▶ _What you should do_: Using the listing below, report all lines holding the word "relative".

====== Raw data ======

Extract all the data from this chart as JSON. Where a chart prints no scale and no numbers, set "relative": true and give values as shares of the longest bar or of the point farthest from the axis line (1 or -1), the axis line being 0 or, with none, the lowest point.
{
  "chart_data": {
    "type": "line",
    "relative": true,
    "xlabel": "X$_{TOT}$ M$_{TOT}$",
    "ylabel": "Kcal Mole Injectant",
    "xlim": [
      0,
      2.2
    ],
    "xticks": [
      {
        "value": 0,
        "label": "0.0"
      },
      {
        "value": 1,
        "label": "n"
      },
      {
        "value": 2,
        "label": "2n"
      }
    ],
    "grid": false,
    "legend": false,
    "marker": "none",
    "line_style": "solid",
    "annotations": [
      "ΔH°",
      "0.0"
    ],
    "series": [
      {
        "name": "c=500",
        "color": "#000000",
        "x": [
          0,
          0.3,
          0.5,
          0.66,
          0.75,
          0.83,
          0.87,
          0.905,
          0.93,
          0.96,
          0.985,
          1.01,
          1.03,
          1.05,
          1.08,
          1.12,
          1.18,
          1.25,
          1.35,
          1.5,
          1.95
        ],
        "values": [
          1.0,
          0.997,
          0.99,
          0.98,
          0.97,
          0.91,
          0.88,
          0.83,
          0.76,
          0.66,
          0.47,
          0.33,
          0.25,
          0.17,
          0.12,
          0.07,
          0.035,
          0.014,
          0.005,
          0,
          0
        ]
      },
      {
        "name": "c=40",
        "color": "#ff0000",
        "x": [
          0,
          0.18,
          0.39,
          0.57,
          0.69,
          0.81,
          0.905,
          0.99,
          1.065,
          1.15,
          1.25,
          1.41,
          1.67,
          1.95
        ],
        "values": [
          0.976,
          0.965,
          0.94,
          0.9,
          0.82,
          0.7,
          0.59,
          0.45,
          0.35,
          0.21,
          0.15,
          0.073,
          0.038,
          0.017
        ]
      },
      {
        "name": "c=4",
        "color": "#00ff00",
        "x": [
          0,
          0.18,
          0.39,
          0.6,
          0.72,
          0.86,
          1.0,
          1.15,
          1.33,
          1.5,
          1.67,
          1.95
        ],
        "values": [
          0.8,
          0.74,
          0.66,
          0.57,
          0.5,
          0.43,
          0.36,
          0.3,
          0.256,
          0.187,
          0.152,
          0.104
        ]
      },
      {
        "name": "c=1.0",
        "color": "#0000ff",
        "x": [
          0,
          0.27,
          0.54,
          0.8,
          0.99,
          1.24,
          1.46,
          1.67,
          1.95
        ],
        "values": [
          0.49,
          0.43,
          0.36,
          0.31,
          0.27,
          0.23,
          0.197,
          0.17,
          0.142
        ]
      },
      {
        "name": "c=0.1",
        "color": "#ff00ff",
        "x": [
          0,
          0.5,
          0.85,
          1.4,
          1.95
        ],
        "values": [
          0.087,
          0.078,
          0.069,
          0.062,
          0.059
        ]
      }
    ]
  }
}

======

▶ _Completed exercise_:
Extract all the data from this chart as JSON. Where a chart prints no scale and no numbers, set "relative": true and give values as shares of the longest bar or of the point farthest from the axis line (1 or -1), the axis line being 0 or, with none, the lowest point.
    "relative": true,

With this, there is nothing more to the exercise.